Stated goal: Locate every line in the records below that holds the word "color" and return each one.

Records shown:
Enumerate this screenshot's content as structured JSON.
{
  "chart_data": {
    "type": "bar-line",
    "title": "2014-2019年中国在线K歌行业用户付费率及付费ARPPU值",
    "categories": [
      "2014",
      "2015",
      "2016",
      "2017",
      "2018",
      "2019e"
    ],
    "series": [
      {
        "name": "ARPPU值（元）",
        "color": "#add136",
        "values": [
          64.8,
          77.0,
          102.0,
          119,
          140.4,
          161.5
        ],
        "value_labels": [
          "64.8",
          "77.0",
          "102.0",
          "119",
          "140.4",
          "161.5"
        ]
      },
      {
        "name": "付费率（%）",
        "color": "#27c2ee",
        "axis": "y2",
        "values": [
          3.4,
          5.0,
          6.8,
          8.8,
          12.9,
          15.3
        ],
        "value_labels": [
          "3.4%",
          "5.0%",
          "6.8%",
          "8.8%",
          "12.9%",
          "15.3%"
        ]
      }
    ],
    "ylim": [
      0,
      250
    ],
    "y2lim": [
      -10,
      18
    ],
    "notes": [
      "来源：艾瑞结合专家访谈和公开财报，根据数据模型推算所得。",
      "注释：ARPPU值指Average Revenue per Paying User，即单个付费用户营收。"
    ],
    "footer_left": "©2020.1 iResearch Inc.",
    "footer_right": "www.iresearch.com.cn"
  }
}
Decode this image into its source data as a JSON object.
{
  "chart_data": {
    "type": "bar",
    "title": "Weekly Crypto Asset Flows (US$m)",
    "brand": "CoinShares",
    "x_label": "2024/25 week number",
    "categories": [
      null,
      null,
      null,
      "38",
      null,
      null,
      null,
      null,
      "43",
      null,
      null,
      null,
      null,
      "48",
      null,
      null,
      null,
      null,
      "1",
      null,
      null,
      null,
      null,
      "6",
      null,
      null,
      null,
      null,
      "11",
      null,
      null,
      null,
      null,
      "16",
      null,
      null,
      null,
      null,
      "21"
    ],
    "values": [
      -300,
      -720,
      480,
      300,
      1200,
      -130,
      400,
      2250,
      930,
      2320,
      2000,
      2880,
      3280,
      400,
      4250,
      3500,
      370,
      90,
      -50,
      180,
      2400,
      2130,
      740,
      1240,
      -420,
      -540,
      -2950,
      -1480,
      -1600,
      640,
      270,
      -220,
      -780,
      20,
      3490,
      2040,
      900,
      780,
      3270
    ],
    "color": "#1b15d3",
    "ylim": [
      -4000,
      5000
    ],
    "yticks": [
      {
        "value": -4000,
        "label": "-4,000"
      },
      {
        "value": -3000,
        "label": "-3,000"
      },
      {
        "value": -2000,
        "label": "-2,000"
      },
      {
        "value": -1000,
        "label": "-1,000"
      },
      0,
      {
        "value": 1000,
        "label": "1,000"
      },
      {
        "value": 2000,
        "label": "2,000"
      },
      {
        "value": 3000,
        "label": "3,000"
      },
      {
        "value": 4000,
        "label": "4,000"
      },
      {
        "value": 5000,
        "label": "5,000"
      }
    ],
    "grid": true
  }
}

Output for this exercise:
        "color": "#add136",
        "color": "#27c2ee",
    "color": "#1b15d3",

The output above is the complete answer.